**PROBLEM DESCRIPTION**: Repeat the material in full. Keep every line exactly as it is.

**ENTRIES**:
· · · · ·
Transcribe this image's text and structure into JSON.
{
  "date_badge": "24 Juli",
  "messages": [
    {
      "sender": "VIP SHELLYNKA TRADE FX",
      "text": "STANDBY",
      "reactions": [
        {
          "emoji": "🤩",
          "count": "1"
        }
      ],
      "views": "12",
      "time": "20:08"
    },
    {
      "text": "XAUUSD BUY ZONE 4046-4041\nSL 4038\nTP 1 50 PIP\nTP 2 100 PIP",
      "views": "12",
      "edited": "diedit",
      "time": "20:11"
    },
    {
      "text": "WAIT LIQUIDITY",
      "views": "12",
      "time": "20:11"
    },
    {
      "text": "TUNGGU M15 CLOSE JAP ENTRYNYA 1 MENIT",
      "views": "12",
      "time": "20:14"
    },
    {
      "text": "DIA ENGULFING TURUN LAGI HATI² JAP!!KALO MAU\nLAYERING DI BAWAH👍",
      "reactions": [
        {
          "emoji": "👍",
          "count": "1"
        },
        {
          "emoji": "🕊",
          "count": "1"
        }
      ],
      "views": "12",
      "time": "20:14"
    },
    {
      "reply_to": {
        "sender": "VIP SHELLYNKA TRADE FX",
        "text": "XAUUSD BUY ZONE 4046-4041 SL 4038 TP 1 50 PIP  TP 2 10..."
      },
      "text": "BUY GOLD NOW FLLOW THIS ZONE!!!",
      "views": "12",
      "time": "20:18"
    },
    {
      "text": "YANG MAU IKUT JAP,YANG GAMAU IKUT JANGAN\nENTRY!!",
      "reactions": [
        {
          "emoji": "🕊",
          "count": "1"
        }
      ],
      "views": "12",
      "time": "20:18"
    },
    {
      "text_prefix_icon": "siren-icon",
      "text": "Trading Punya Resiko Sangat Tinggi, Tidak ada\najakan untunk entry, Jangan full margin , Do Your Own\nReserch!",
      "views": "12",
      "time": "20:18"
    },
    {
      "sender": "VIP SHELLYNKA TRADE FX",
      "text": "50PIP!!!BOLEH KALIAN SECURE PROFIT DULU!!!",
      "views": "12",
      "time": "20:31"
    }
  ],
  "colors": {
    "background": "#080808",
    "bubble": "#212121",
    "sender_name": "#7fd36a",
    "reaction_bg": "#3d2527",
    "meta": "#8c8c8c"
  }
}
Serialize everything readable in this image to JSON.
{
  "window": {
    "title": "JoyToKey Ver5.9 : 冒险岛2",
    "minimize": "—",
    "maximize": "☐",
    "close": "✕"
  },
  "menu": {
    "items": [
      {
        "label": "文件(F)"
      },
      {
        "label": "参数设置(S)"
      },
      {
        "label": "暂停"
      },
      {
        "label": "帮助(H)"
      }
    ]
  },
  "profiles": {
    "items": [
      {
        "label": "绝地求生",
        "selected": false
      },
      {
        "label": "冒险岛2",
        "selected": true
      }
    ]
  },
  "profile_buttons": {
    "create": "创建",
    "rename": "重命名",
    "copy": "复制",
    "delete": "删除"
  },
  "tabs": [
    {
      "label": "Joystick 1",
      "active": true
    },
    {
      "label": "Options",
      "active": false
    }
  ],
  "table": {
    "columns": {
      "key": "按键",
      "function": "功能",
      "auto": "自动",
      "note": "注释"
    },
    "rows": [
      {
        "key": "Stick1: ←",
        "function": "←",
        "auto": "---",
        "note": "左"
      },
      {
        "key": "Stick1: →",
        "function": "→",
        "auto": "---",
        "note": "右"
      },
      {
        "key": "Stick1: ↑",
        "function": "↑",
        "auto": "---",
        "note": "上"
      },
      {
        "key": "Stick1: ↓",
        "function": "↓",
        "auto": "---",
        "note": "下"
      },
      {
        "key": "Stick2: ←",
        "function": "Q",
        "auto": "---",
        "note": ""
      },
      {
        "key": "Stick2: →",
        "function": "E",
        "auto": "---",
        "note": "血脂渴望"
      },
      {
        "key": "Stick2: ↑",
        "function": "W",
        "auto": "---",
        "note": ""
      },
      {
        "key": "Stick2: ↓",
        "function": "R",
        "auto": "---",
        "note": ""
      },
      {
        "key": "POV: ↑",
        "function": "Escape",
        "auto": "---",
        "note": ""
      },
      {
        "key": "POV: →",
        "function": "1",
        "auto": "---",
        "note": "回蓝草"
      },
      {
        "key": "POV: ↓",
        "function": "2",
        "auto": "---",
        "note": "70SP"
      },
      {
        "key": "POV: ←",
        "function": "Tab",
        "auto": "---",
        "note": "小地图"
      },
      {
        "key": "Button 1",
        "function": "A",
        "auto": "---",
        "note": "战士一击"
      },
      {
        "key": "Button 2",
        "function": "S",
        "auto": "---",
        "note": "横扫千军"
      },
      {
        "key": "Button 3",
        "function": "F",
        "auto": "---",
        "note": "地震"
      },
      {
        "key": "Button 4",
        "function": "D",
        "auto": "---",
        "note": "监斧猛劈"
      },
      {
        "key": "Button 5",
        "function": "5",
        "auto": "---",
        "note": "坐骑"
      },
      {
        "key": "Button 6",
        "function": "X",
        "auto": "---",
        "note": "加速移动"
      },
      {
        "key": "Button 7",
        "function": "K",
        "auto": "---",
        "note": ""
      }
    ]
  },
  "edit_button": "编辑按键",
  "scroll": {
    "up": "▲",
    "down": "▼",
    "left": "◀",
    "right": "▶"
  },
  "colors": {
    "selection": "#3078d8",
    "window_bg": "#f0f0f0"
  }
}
· · · · ·
**COMPLETE OUTPUT**:
Transcribe this image's text and structure into JSON.
{
  "date_badge": "24 Juli",
  "messages": [
    {
      "sender": "VIP SHELLYNKA TRADE FX",
      "text": "STANDBY",
      "reactions": [
        {
          "emoji": "🤩",
          "count": "1"
        }
      ],
      "views": "12",
      "time": "20:08"
    },
    {
      "text": "XAUUSD BUY ZONE 4046-4041\nSL 4038\nTP 1 50 PIP\nTP 2 100 PIP",
      "views": "12",
      "edited": "diedit",
      "time": "20:11"
    },
    {
      "text": "WAIT LIQUIDITY",
      "views": "12",
      "time": "20:11"
    },
    {
      "text": "TUNGGU M15 CLOSE JAP ENTRYNYA 1 MENIT",
      "views": "12",
      "time": "20:14"
    },
    {
      "text": "DIA ENGULFING TURUN LAGI HATI² JAP!!KALO MAU\nLAYERING DI BAWAH👍",
      "reactions": [
        {
          "emoji": "👍",
          "count": "1"
        },
        {
          "emoji": "🕊",
          "count": "1"
        }
      ],
      "views": "12",
      "time": "20:14"
    },
    {
      "reply_to": {
        "sender": "VIP SHELLYNKA TRADE FX",
        "text": "XAUUSD BUY ZONE 4046-4041 SL 4038 TP 1 50 PIP  TP 2 10..."
      },
      "text": "BUY GOLD NOW FLLOW THIS ZONE!!!",
      "views": "12",
      "time": "20:18"
    },
    {
      "text": "YANG MAU IKUT JAP,YANG GAMAU IKUT JANGAN\nENTRY!!",
      "reactions": [
        {
          "emoji": "🕊",
          "count": "1"
        }
      ],
      "views": "12",
      "time": "20:18"
    },
    {
      "text_prefix_icon": "siren-icon",
      "text": "Trading Punya Resiko Sangat Tinggi, Tidak ada\najakan untunk entry, Jangan full margin , Do Your Own\nReserch!",
      "views": "12",
      "time": "20:18"
    },
    {
      "sender": "VIP SHELLYNKA TRADE FX",
      "text": "50PIP!!!BOLEH KALIAN SECURE PROFIT DULU!!!",
      "views": "12",
      "time": "20:31"
    }
  ],
  "colors": {
    "background": "#080808",
    "bubble": "#212121",
    "sender_name": "#7fd36a",
    "reaction_bg": "#3d2527",
    "meta": "#8c8c8c"
  }
}
Serialize everything readable in this image to JSON.
{
  "window": {
    "title": "JoyToKey Ver5.9 : 冒险岛2",
    "minimize": "—",
    "maximize": "☐",
    "close": "✕"
  },
  "menu": {
    "items": [
      {
        "label": "文件(F)"
      },
      {
        "label": "参数设置(S)"
      },
      {
        "label": "暂停"
      },
      {
        "label": "帮助(H)"
      }
    ]
  },
  "profiles": {
    "items": [
      {
        "label": "绝地求生",
        "selected": false
      },
      {
        "label": "冒险岛2",
        "selected": true
      }
    ]
  },
  "profile_buttons": {
    "create": "创建",
    "rename": "重命名",
    "copy": "复制",
    "delete": "删除"
  },
  "tabs": [
    {
      "label": "Joystick 1",
      "active": true
    },
    {
      "label": "Options",
      "active": false
    }
  ],
  "table": {
    "columns": {
      "key": "按键",
      "function": "功能",
      "auto": "自动",
      "note": "注释"
    },
    "rows": [
      {
        "key": "Stick1: ←",
        "function": "←",
        "auto": "---",
        "note": "左"
      },
      {
        "key": "Stick1: →",
        "function": "→",
        "auto": "---",
        "note": "右"
      },
      {
        "key": "Stick1: ↑",
        "function": "↑",
        "auto": "---",
        "note": "上"
      },
      {
        "key": "Stick1: ↓",
        "function": "↓",
        "auto": "---",
        "note": "下"
      },
      {
        "key": "Stick2: ←",
        "function": "Q",
        "auto": "---",
        "note": ""
      },
      {
        "key": "Stick2: →",
        "function": "E",
        "auto": "---",
        "note": "血脂渴望"
      },
      {
        "key": "Stick2: ↑",
        "function": "W",
        "auto": "---",
        "note": ""
      },
      {
        "key": "Stick2: ↓",
        "function": "R",
        "auto": "---",
        "note": ""
      },
      {
        "key": "POV: ↑",
        "function": "Escape",
        "auto": "---",
        "note": ""
      },
      {
        "key": "POV: →",
        "function": "1",
        "auto": "---",
        "note": "回蓝草"
      },
      {
        "key": "POV: ↓",
        "function": "2",
        "auto": "---",
        "note": "70SP"
      },
      {
        "key": "POV: ←",
        "function": "Tab",
        "auto": "---",
        "note": "小地图"
      },
      {
        "key": "Button 1",
        "function": "A",
        "auto": "---",
        "note": "战士一击"
      },
      {
        "key": "Button 2",
        "function": "S",
        "auto": "---",
        "note": "横扫千军"
      },
      {
        "key": "Button 3",
        "function": "F",
        "auto": "---",
        "note": "地震"
      },
      {
        "key": "Button 4",
        "function": "D",
        "auto": "---",
        "note": "监斧猛劈"
      },
      {
        "key": "Button 5",
        "function": "5",
        "auto": "---",
        "note": "坐骑"
      },
      {
        "key": "Button 6",
        "function": "X",
        "auto": "---",
        "note": "加速移动"
      },
      {
        "key": "Button 7",
        "function": "K",
        "auto": "---",
        "note": ""
      }
    ]
  },
  "edit_button": "编辑按键",
  "scroll": {
    "up": "▲",
    "down": "▼",
    "left": "◀",
    "right": "▶"
  },
  "colors": {
    "selection": "#3078d8",
    "window_bg": "#f0f0f0"
  }
}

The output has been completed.